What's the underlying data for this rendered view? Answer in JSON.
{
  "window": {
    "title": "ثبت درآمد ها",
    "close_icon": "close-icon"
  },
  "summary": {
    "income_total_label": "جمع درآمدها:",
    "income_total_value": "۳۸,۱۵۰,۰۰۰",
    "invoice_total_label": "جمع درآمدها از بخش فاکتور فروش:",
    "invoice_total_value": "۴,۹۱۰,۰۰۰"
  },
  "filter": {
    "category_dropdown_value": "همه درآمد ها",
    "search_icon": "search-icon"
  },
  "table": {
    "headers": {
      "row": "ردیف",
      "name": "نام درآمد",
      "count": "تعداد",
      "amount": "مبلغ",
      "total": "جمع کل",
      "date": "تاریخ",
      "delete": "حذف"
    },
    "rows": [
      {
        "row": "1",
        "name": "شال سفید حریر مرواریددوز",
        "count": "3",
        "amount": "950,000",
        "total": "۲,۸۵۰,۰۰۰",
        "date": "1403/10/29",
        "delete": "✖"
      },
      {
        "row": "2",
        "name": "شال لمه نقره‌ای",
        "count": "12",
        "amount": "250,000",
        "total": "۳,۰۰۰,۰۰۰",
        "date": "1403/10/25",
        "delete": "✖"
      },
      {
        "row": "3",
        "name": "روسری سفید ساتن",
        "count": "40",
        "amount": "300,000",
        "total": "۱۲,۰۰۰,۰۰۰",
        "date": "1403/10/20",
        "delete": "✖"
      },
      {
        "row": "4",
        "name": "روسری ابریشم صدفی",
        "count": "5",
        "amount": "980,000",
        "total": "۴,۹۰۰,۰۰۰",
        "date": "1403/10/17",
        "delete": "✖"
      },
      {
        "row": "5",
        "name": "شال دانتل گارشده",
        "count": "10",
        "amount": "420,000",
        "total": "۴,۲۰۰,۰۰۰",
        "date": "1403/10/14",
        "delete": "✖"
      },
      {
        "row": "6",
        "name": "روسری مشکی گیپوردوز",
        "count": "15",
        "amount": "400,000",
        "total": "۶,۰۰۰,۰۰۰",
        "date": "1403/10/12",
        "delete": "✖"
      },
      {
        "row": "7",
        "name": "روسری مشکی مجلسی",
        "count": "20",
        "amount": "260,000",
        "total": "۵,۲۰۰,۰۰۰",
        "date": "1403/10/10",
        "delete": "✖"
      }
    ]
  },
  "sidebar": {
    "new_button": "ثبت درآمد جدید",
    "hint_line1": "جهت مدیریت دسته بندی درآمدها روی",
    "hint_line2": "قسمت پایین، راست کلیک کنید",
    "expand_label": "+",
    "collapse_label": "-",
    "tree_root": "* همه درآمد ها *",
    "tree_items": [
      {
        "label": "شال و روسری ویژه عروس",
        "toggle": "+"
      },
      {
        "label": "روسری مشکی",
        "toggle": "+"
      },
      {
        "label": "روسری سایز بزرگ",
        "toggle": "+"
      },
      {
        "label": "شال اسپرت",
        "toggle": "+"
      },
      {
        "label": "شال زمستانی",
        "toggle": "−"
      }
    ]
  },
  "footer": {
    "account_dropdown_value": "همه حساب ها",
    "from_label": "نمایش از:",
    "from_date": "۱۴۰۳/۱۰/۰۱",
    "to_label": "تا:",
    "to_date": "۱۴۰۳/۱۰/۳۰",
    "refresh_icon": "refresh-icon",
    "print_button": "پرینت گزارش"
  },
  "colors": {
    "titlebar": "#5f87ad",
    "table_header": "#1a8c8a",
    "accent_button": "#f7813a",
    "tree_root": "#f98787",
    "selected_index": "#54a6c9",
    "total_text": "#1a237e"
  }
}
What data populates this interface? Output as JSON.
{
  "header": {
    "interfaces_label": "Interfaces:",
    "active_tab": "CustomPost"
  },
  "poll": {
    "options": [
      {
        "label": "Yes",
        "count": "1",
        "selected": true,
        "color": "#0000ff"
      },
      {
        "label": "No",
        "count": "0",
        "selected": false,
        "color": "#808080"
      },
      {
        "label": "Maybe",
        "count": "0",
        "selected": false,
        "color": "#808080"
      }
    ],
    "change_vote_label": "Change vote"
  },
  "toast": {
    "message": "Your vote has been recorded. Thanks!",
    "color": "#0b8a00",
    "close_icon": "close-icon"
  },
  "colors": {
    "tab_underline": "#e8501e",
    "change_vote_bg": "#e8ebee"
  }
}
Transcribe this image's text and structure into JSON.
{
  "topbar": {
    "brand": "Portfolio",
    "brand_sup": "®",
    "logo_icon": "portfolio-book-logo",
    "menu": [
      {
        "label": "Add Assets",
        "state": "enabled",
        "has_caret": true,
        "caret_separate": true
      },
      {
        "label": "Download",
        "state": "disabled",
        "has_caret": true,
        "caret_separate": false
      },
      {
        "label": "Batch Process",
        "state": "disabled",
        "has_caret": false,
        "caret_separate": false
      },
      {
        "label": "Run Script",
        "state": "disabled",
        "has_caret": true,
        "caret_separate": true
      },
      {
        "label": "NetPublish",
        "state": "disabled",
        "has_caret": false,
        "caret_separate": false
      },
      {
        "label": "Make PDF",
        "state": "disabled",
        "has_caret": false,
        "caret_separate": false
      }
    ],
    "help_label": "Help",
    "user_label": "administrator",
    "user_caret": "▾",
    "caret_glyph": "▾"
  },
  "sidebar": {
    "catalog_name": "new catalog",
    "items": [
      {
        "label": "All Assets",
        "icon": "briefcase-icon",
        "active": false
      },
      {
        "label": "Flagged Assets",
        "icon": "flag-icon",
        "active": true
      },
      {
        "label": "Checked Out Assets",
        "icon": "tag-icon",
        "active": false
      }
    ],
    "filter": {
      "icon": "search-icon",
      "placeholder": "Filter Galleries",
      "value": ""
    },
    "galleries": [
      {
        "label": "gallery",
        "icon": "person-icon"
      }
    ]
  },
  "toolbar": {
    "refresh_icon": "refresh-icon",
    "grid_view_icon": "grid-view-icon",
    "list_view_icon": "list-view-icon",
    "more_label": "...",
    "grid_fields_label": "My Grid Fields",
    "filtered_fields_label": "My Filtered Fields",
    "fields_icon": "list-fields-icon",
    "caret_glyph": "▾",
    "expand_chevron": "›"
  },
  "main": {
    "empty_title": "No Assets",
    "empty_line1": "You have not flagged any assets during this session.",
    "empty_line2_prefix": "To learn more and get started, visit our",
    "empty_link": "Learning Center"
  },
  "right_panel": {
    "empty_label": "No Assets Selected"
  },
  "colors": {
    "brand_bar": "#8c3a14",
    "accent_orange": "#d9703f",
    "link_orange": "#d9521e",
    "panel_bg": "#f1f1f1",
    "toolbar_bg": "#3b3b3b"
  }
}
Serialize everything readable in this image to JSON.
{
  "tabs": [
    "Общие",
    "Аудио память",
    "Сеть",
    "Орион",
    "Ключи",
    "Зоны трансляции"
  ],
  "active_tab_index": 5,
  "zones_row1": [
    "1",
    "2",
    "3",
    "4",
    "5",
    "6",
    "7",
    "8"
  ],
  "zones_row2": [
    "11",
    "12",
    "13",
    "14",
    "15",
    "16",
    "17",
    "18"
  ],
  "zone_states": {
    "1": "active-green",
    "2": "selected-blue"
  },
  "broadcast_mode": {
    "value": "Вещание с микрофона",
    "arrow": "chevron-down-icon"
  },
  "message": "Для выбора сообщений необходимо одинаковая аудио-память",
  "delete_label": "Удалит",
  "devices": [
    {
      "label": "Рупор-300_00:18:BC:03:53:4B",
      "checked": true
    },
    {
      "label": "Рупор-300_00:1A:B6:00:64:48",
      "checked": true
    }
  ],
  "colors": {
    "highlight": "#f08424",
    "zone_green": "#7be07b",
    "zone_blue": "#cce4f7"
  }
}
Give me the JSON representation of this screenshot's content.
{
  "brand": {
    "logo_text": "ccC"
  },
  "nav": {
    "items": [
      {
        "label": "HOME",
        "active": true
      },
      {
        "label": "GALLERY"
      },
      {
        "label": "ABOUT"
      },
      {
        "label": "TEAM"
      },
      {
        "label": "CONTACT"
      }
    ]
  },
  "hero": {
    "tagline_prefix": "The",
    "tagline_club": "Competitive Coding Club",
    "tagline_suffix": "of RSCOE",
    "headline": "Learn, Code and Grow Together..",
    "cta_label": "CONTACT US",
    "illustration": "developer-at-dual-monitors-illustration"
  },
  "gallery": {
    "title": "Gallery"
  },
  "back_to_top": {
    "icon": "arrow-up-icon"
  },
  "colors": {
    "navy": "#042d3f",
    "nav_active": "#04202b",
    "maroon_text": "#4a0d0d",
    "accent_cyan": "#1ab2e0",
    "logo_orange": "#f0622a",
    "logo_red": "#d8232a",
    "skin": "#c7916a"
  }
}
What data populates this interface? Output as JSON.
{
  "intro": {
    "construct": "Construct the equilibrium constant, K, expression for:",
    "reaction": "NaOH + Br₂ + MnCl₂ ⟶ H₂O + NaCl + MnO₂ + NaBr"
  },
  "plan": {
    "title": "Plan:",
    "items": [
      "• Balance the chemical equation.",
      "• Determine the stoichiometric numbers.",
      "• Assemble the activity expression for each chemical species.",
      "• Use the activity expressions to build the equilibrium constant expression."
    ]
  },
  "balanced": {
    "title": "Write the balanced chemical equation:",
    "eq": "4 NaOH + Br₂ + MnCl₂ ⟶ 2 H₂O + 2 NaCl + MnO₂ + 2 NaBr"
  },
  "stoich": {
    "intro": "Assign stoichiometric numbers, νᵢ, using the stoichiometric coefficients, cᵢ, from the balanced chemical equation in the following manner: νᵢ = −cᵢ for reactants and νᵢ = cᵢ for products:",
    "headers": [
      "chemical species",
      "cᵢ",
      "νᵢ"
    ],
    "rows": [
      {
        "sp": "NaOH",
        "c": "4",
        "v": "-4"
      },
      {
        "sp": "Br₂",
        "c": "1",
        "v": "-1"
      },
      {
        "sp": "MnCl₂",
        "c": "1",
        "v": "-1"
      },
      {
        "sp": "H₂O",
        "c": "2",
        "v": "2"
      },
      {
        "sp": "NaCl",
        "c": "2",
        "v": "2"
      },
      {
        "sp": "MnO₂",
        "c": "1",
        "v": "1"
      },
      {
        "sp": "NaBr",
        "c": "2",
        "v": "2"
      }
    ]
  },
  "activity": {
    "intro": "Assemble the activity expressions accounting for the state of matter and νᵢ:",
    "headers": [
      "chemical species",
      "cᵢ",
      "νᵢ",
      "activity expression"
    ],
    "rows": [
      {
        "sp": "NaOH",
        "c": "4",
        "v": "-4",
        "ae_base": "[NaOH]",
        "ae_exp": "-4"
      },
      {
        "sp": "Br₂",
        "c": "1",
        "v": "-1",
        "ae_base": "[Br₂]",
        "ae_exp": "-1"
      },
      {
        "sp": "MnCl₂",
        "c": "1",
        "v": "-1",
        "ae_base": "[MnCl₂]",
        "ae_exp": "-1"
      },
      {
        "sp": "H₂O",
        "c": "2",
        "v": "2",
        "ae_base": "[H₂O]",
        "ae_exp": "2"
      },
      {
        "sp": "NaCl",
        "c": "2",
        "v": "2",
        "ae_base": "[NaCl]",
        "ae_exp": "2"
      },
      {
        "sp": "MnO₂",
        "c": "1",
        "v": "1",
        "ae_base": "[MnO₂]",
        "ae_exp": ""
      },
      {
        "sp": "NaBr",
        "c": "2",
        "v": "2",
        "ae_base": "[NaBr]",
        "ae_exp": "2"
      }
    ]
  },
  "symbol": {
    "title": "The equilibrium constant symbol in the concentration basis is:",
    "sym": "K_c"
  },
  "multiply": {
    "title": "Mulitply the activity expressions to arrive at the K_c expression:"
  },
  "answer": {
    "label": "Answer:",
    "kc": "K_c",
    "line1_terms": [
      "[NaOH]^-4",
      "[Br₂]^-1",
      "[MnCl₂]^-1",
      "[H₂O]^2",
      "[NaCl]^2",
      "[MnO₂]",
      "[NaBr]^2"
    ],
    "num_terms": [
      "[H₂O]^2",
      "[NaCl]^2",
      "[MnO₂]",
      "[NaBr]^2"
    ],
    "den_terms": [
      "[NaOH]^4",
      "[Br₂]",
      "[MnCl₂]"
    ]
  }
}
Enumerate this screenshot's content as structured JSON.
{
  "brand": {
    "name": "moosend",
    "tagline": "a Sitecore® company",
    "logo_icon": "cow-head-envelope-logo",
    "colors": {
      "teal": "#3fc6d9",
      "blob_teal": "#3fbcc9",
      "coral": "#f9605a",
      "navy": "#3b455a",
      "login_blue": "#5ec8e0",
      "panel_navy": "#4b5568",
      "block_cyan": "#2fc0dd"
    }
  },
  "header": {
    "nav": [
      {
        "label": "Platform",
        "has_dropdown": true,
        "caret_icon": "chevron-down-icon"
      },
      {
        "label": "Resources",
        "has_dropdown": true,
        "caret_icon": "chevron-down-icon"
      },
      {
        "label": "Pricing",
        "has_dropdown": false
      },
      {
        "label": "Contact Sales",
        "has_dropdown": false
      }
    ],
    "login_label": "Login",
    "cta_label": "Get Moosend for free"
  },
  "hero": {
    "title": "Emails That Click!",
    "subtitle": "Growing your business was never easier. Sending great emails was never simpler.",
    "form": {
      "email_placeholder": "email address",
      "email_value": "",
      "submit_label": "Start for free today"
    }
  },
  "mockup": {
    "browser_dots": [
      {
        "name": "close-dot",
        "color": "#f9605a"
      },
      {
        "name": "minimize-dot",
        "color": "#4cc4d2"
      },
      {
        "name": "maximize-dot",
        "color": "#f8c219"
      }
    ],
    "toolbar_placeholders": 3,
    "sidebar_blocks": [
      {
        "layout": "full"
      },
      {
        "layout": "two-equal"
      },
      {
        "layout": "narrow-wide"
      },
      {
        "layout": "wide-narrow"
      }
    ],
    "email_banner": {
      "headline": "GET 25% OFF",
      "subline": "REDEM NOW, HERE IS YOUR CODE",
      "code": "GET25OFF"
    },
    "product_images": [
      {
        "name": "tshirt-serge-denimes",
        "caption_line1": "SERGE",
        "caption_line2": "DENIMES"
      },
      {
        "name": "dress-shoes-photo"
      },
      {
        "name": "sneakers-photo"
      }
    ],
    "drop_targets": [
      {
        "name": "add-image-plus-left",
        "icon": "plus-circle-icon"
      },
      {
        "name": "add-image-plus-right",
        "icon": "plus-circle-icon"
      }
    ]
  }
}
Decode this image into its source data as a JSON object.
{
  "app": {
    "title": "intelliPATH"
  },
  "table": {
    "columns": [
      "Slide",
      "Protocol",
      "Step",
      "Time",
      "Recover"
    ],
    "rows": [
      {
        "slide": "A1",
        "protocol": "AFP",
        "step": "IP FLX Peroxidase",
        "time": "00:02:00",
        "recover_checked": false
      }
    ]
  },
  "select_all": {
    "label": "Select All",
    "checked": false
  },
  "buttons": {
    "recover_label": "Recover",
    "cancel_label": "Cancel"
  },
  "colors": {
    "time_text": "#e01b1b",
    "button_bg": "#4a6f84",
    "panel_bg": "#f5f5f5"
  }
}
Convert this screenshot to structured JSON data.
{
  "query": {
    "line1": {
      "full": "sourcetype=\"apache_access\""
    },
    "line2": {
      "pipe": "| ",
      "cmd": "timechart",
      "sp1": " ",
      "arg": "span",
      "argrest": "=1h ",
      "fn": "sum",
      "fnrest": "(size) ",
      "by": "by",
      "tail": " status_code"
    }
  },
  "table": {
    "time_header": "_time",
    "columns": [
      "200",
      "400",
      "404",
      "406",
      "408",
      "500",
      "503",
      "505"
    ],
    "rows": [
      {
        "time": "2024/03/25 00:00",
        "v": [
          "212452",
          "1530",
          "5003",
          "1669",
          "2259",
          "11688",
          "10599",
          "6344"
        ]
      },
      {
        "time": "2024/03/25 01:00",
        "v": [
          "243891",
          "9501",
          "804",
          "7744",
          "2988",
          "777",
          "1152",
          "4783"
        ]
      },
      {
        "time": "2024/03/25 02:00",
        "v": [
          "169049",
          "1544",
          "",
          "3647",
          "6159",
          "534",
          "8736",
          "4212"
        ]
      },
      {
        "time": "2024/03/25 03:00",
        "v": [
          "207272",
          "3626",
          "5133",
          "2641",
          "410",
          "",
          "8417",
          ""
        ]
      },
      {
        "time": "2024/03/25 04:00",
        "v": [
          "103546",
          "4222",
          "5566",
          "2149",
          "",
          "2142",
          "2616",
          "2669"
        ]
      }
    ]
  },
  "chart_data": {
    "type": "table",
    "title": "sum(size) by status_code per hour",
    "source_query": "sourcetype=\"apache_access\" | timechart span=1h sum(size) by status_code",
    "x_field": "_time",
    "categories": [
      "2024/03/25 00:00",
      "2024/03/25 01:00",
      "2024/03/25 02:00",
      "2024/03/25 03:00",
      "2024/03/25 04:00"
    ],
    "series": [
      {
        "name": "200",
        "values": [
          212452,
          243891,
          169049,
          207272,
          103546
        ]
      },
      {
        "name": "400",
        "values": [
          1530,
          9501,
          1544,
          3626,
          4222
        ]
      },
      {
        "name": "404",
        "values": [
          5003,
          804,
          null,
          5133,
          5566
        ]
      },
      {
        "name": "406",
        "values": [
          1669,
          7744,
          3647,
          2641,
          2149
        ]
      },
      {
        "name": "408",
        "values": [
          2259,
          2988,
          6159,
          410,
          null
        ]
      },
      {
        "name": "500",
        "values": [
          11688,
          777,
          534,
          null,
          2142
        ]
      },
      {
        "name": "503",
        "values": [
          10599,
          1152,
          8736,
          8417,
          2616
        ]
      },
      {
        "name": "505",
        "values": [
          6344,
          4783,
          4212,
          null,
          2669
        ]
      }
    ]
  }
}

[WHAT TO DO]: Return from the data every line that holds "JSON".

[EXPECTED ANSWER]:
What's the underlying data for this rendered view? Answer in JSON.
What data populates this interface? Output as JSON.
Transcribe this image's text and structure into JSON.
Serialize everything readable in this image to JSON.
Give me the JSON representation of this screenshot's content.
What data populates this interface? Output as JSON.
Enumerate this screenshot's content as structured JSON.
Decode this image into its source data as a JSON object.
Convert this screenshot to structured JSON data.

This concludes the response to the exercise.